* [SHORT EXERCISE A]:
Copy out the shipping and payment terms below in full, word for word.

* [PASSAGE GIVEN]:
Transportation for Equipment Only
- ---------------------------------

      All shipments will be made F.O.B. _________________ with transportation
 charges to be billed to customer in accordance with Conditions of Sale on the
 Agfa lab equipment purchase order.

Damages, Shortages and Errors
- -----------------------------

      Inasmuch as all shipments are receipted by the delivering carrier as being
 in good order, all shipments must be checked immediately on arrival for damage
 and carton count.  If outside damage and/or shortage of carton count, note on
 Bill of Lading before signing carrier receipt and file claim at once with
 delivering carrier.

      If concealed (inside) damage, file claim with delivering carrier within 15
 working days of receipt of merchandise.  Request inspection by delivering
 carrier and obtain inspection report.  If shortages (inside carton) and/or
 error in shipment, notify Agfa Division, Bayer Corporation within 48 hours of
 day merchandise was received.

Returns
- -------

      No returns will be accepted without a prior written authorization form
 from Agfa Division, Bayer Corporation which will set forth the terms of such
 returns.  Prepaid returns may be required in cases where Agfa Division, Bayer
 Corporation is free from fault.  It is recommended that parcel post shipments
 be insured.

Returns for Equipment shall be in accordance with Conditions of Sale on the Agfa
- ---------------------                                                           
 lab equipment purchase order.

Terms of Payment
- ----------------

      Subject to Credit Department approval and unless otherwise specified,
 terms of payment shall be __% __ days ___, net __ days ___.  No cash discount
 will be allowed where an account is past due.  All remittances should be made
 to Agfa Division, Bayer Corporation at the address shown on the monthly
 statement.

* [PROVIDED INFORMATION]:
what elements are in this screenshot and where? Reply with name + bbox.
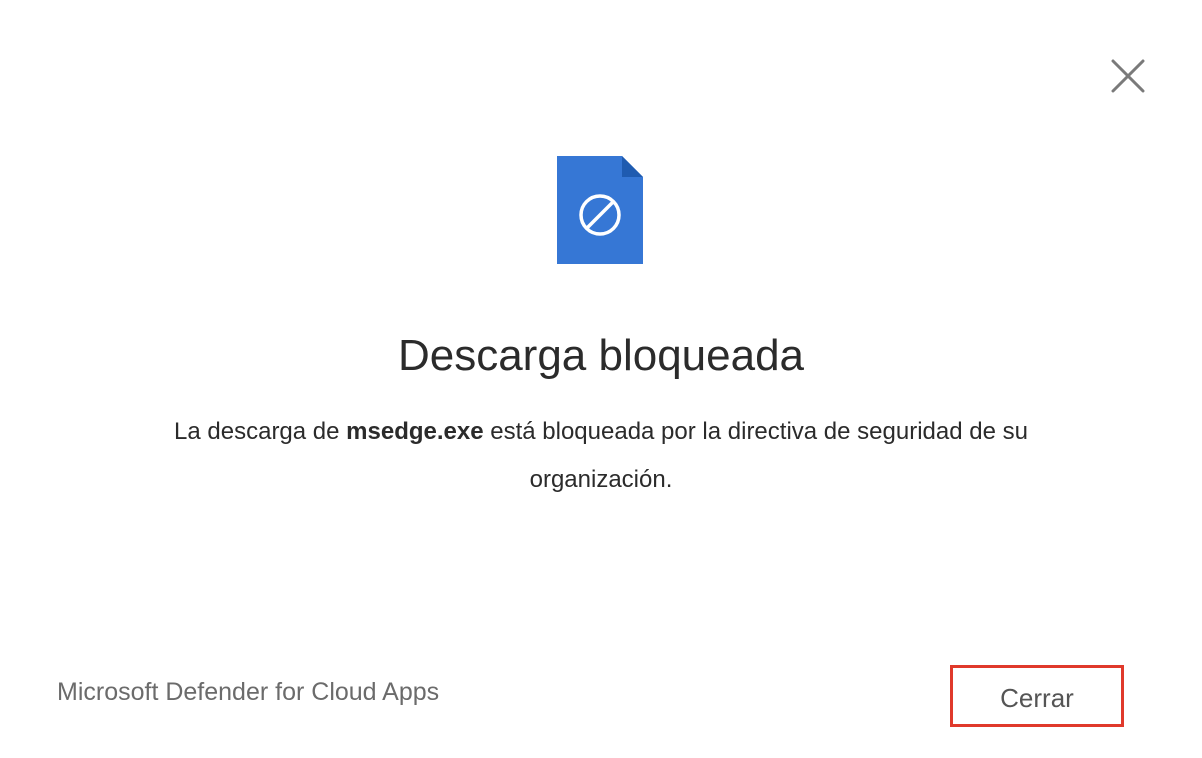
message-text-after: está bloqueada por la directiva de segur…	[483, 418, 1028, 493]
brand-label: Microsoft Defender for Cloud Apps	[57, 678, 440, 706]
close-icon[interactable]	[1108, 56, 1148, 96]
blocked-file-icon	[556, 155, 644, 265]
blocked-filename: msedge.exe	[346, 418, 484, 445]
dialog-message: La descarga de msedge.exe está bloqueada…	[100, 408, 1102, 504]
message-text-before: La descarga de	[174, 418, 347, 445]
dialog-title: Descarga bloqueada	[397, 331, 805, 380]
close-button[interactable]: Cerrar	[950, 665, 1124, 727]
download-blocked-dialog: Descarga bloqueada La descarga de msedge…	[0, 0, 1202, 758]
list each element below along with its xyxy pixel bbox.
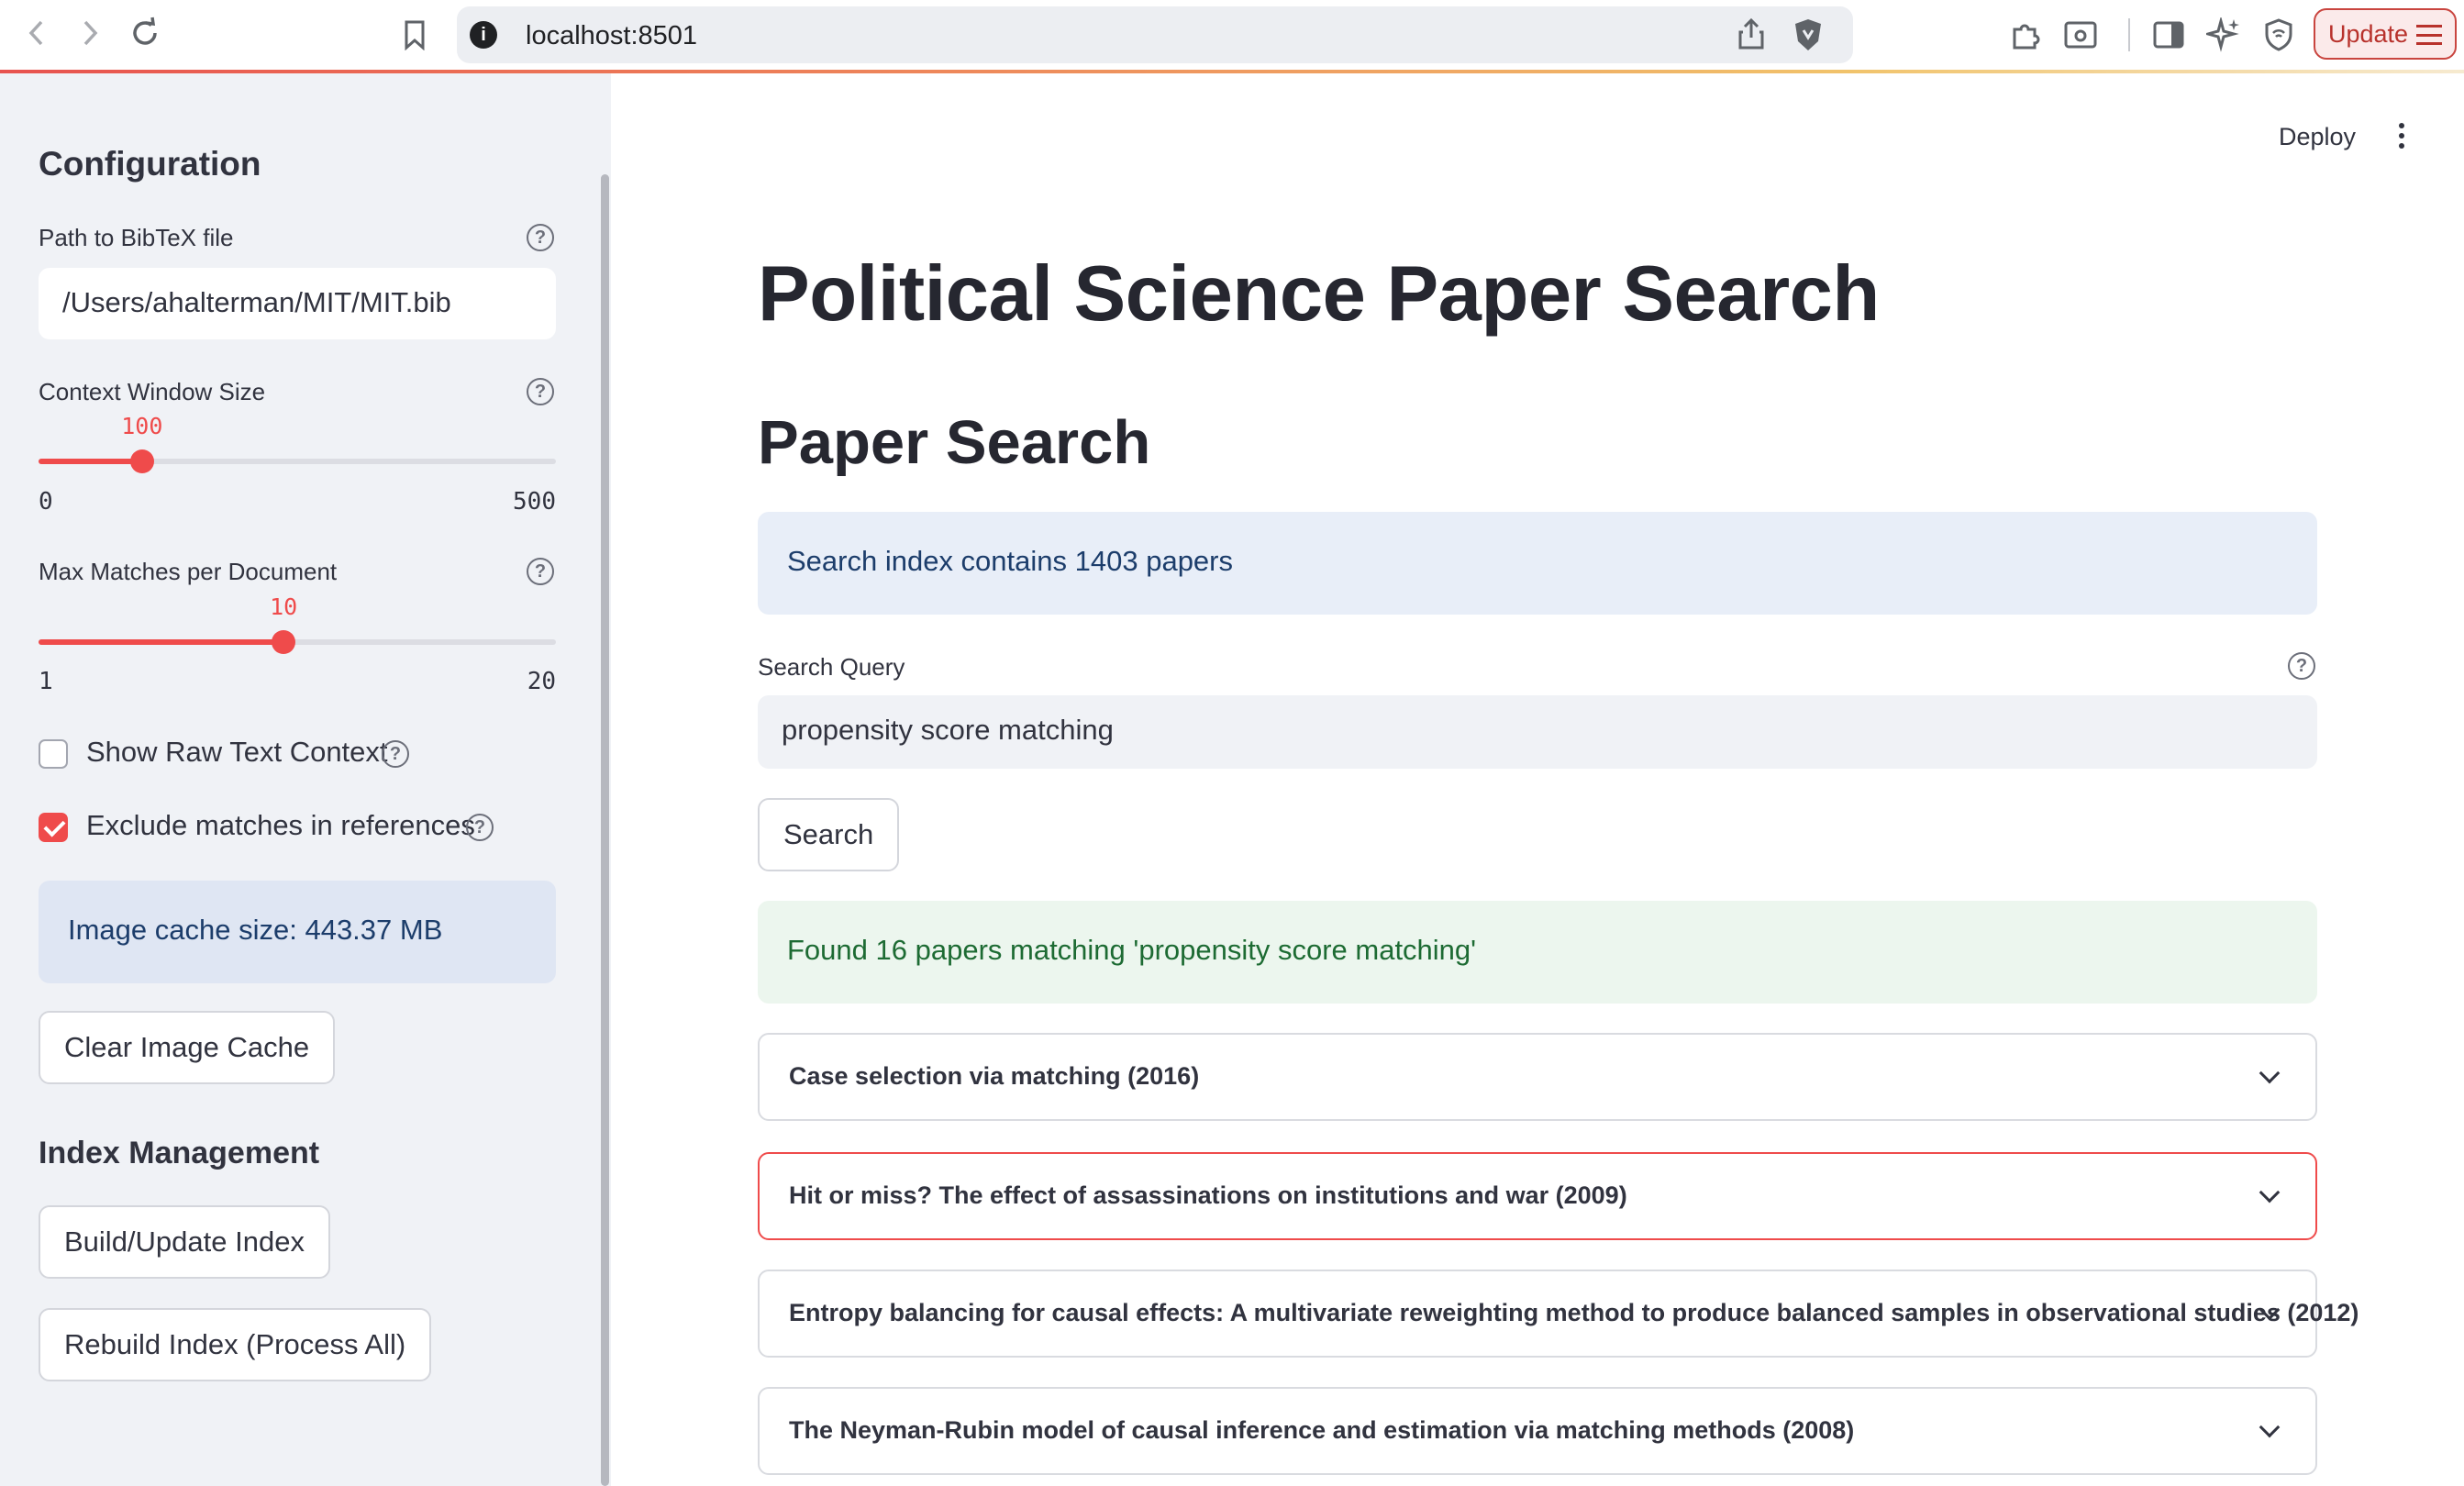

* [SHORT EXERCISE B]:
Set out every line of the entries above, not the shipping and payment terms, as a numbered list. Skip blank lines and leave the pictures out.

* [EXPECTED ANSWER A]:
Transportation for Equipment Only
- ---------------------------------

      All shipments will be made F.O.B. _________________ with transportation
 charges to be billed to customer in accordance with Conditions of Sale on the
 Agfa lab equipment purchase order.

Damages, Shortages and Errors
- -----------------------------

      Inasmuch as all shipments are receipted by the delivering carrier as being
 in good order, all shipments must be checked immediately on arrival for damage
 and carton count.  If outside damage and/or shortage of carton count, note on
 Bill of Lading before signing carrier receipt and file claim at once with
 delivering carrier.

      If concealed (inside) damage, file claim with delivering carrier within 15
 working days of receipt of merchandise.  Request inspection by delivering
 carrier and obtain inspection report.  If shortages (inside carton) and/or
 error in shipment, notify Agfa Division, Bayer Corporation within 48 hours of
 day merchandise was received.

Returns
- -------

      No returns will be accepted without a prior written authorization form
 from Agfa Division, Bayer Corporation which will set forth the terms of such
 returns.  Prepaid returns may be required in cases where Agfa Division, Bayer
 Corporation is free from fault.  It is recommended that parcel post shipments
 be insured.

Returns for Equipment shall be in accordance with Conditions of Sale on the Agfa
- ---------------------                                                           
 lab equipment purchase order.

Terms of Payment
- ----------------

      Subject to Credit Department approval and unless otherwise specified,
 terms of payment shall be __% __ days ___, net __ days ___.  No cash discount
 will be allowed where an account is past due.  All remittances should be made
 to Agfa Division, Bayer Corporation at the address shown on the monthly
 statement.

* [EXPECTED ANSWER B]:
1. what elements are in this screenshot and where? Reply with name + bbox.
2. message-text-after: está bloqueada por la directiva de segur…	[483, 418, 1028, 493]
3. brand-label: Microsoft Defender for Cloud Apps	[57, 678, 440, 706]
4. close-icon[interactable]	[1108, 56, 1148, 96]
5. blocked-file-icon	[556, 155, 644, 265]
6. blocked-filename: msedge.exe	[346, 418, 484, 445]
7. dialog-message: La descarga de msedge.exe está bloqueada…	[100, 408, 1102, 504]
8. message-text-before: La descarga de	[174, 418, 347, 445]
9. dialog-title: Descarga bloqueada	[397, 331, 805, 380]
10. close-button[interactable]: Cerrar	[950, 665, 1124, 727]
11. download-blocked-dialog: Descarga bloqueada La descarga de msedge…	[0, 0, 1202, 758]
12. list each element below along with its xyxy pixel bbox.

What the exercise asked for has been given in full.